-- start of EXERCISE INPUT --

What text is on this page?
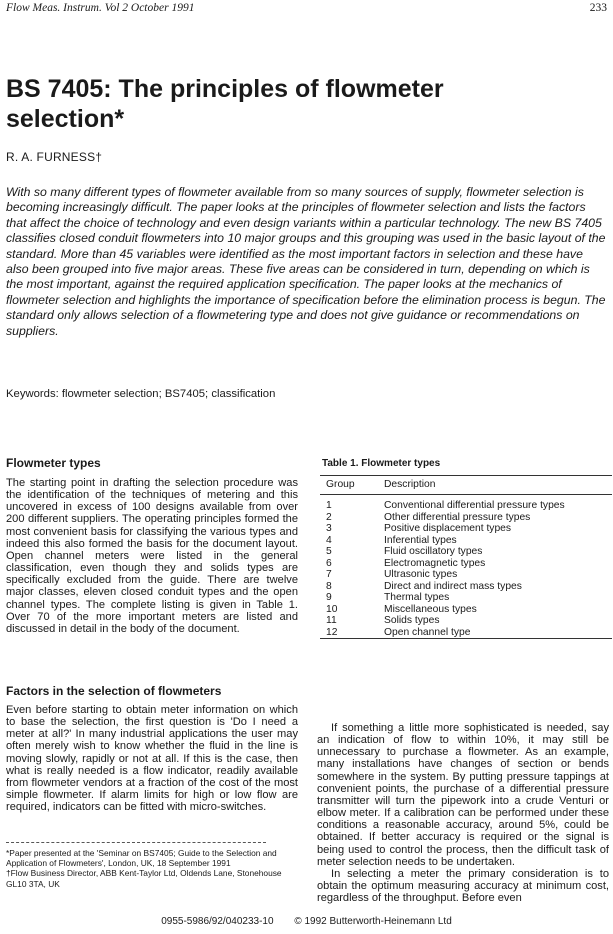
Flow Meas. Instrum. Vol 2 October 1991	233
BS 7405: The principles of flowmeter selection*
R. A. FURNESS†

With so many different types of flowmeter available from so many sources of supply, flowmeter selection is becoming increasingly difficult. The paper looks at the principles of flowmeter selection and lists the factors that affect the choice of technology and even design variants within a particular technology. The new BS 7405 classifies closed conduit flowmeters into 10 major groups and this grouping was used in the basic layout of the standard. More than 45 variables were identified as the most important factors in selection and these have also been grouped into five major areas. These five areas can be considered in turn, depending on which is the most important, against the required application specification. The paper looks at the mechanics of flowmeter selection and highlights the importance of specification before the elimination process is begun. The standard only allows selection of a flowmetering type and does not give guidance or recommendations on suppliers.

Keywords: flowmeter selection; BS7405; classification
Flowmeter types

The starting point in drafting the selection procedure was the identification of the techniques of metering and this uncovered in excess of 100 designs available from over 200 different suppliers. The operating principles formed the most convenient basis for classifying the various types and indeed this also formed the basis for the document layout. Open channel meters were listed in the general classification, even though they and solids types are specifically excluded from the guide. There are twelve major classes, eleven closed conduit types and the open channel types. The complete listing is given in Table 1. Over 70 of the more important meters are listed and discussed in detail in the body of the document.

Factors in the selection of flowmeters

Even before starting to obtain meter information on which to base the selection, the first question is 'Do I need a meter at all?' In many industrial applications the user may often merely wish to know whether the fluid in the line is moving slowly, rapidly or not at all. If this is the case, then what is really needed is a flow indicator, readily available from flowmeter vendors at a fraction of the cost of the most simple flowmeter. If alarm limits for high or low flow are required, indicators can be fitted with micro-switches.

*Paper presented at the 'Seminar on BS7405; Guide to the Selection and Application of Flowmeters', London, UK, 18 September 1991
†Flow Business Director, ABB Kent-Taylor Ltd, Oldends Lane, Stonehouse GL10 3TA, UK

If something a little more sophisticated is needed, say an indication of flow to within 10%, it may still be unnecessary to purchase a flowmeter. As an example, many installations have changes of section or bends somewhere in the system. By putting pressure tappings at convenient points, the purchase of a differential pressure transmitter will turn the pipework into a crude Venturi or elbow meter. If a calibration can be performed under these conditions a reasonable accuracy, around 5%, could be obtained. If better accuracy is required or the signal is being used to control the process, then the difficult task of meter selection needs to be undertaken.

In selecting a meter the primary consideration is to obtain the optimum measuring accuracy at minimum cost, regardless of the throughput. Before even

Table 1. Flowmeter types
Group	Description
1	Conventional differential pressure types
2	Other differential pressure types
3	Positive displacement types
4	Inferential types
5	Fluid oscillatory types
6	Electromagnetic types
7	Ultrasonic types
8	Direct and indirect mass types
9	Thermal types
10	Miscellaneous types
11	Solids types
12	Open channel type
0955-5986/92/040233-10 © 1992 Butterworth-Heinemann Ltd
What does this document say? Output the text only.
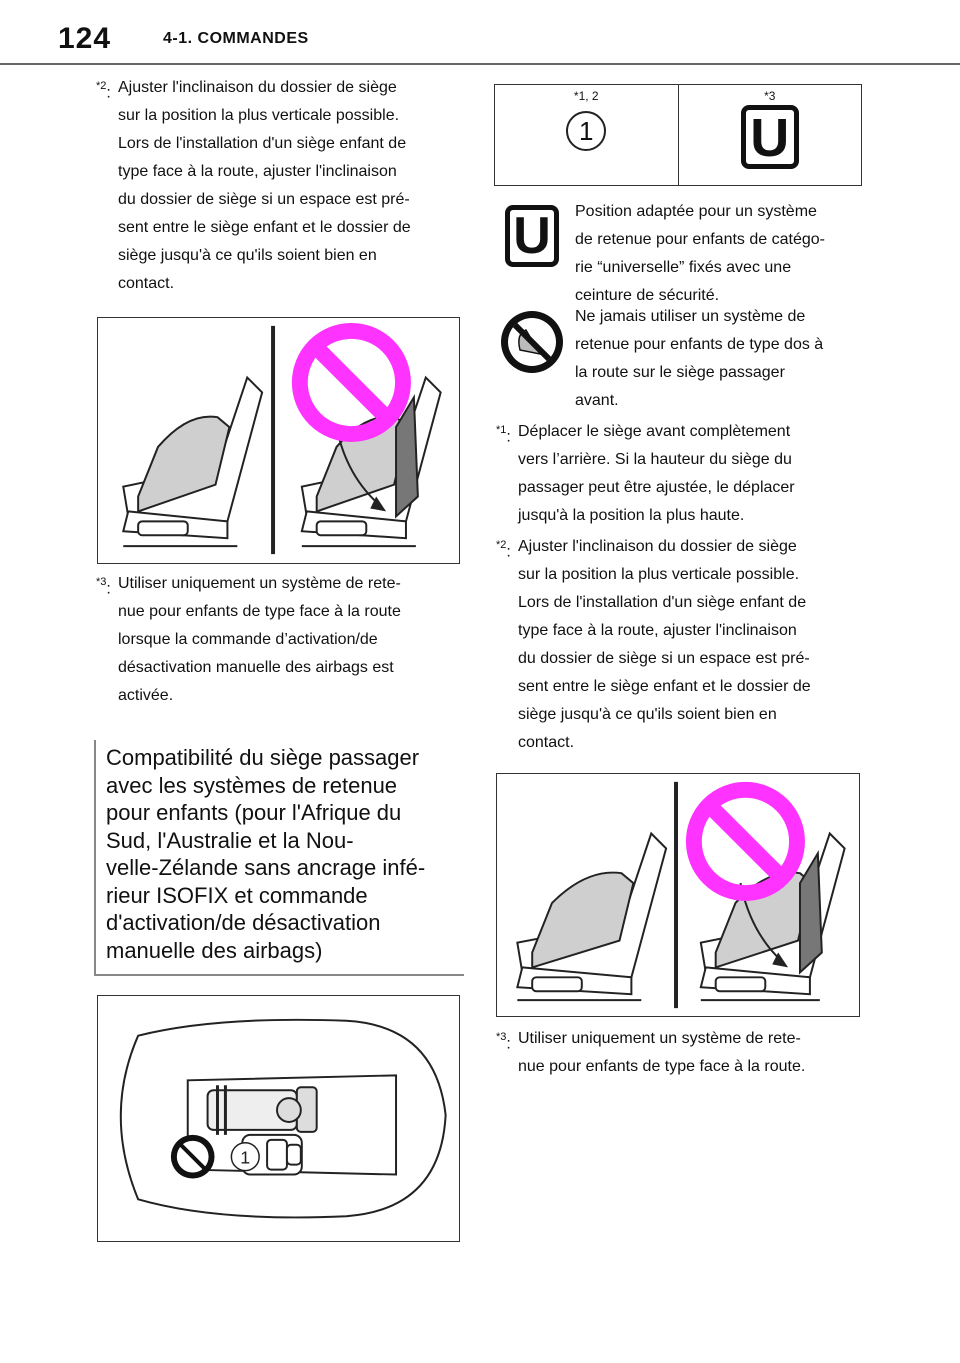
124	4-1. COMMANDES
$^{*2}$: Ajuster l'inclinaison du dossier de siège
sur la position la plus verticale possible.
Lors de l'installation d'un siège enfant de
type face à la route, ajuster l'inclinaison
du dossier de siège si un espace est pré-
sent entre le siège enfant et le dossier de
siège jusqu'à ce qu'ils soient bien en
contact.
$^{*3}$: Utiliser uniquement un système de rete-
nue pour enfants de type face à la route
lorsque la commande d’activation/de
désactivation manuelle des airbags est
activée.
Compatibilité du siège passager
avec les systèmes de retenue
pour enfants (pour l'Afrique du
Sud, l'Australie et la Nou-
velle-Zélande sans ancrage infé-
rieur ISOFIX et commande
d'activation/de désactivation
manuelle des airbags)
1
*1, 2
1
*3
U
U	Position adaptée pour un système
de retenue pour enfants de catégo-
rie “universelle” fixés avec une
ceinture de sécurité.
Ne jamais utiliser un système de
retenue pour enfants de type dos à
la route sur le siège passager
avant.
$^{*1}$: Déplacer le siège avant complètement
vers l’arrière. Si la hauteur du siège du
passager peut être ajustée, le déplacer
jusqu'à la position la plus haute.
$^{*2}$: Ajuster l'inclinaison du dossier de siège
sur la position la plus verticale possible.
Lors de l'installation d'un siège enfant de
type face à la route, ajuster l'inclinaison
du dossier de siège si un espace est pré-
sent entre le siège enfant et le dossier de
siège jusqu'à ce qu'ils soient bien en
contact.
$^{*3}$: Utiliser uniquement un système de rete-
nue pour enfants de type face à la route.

-- end of EXERCISE INPUT --

* STATED TASK
Output every entry word for word, but omit the pictures.

* THE ANSWER
What text is on this page?
Flow Meas. Instrum. Vol 2 October 1991	233
BS 7405: The principles of flowmeter selection*
R. A. FURNESS†

With so many different types of flowmeter available from so many sources of supply, flowmeter selection is becoming increasingly difficult. The paper looks at the principles of flowmeter selection and lists the factors that affect the choice of technology and even design variants within a particular technology. The new BS 7405 classifies closed conduit flowmeters into 10 major groups and this grouping was used in the basic layout of the standard. More than 45 variables were identified as the most important factors in selection and these have also been grouped into five major areas. These five areas can be considered in turn, depending on which is the most important, against the required application specification. The paper looks at the mechanics of flowmeter selection and highlights the importance of specification before the elimination process is begun. The standard only allows selection of a flowmetering type and does not give guidance or recommendations on suppliers.

Keywords: flowmeter selection; BS7405; classification
Flowmeter types

The starting point in drafting the selection procedure was the identification of the techniques of metering and this uncovered in excess of 100 designs available from over 200 different suppliers. The operating principles formed the most convenient basis for classifying the various types and indeed this also formed the basis for the document layout. Open channel meters were listed in the general classification, even though they and solids types are specifically excluded from the guide. There are twelve major classes, eleven closed conduit types and the open channel types. The complete listing is given in Table 1. Over 70 of the more important meters are listed and discussed in detail in the body of the document.

Factors in the selection of flowmeters

Even before starting to obtain meter information on which to base the selection, the first question is 'Do I need a meter at all?' In many industrial applications the user may often merely wish to know whether the fluid in the line is moving slowly, rapidly or not at all. If this is the case, then what is really needed is a flow indicator, readily available from flowmeter vendors at a fraction of the cost of the most simple flowmeter. If alarm limits for high or low flow are required, indicators can be fitted with micro-switches.

*Paper presented at the 'Seminar on BS7405; Guide to the Selection and Application of Flowmeters', London, UK, 18 September 1991
†Flow Business Director, ABB Kent-Taylor Ltd, Oldends Lane, Stonehouse GL10 3TA, UK

If something a little more sophisticated is needed, say an indication of flow to within 10%, it may still be unnecessary to purchase a flowmeter. As an example, many installations have changes of section or bends somewhere in the system. By putting pressure tappings at convenient points, the purchase of a differential pressure transmitter will turn the pipework into a crude Venturi or elbow meter. If a calibration can be performed under these conditions a reasonable accuracy, around 5%, could be obtained. If better accuracy is required or the signal is being used to control the process, then the difficult task of meter selection needs to be undertaken.

In selecting a meter the primary consideration is to obtain the optimum measuring accuracy at minimum cost, regardless of the throughput. Before even

Table 1. Flowmeter types
Group	Description
1	Conventional differential pressure types
2	Other differential pressure types
3	Positive displacement types
4	Inferential types
5	Fluid oscillatory types
6	Electromagnetic types
7	Ultrasonic types
8	Direct and indirect mass types
9	Thermal types
10	Miscellaneous types
11	Solids types
12	Open channel type
0955-5986/92/040233-10 © 1992 Butterworth-Heinemann Ltd
What does this document say? Output the text only.
124	4-1. COMMANDES
$^{*2}$: Ajuster l'inclinaison du dossier de siège
sur la position la plus verticale possible.
Lors de l'installation d'un siège enfant de
type face à la route, ajuster l'inclinaison
du dossier de siège si un espace est pré-
sent entre le siège enfant et le dossier de
siège jusqu'à ce qu'ils soient bien en
contact.
$^{*3}$: Utiliser uniquement un système de rete-
nue pour enfants de type face à la route
lorsque la commande d’activation/de
désactivation manuelle des airbags est
activée.
Compatibilité du siège passager
avec les systèmes de retenue
pour enfants (pour l'Afrique du
Sud, l'Australie et la Nou-
velle-Zélande sans ancrage infé-
rieur ISOFIX et commande
d'activation/de désactivation
manuelle des airbags)
1
*1, 2
1
*3
U
U	Position adaptée pour un système
de retenue pour enfants de catégo-
rie “universelle” fixés avec une
ceinture de sécurité.
Ne jamais utiliser un système de
retenue pour enfants de type dos à
la route sur le siège passager
avant.
$^{*1}$: Déplacer le siège avant complètement
vers l’arrière. Si la hauteur du siège du
passager peut être ajustée, le déplacer
jusqu'à la position la plus haute.
$^{*2}$: Ajuster l'inclinaison du dossier de siège
sur la position la plus verticale possible.
Lors de l'installation d'un siège enfant de
type face à la route, ajuster l'inclinaison
du dossier de siège si un espace est pré-
sent entre le siège enfant et le dossier de
siège jusqu'à ce qu'ils soient bien en
contact.
$^{*3}$: Utiliser uniquement un système de rete-
nue pour enfants de type face à la route.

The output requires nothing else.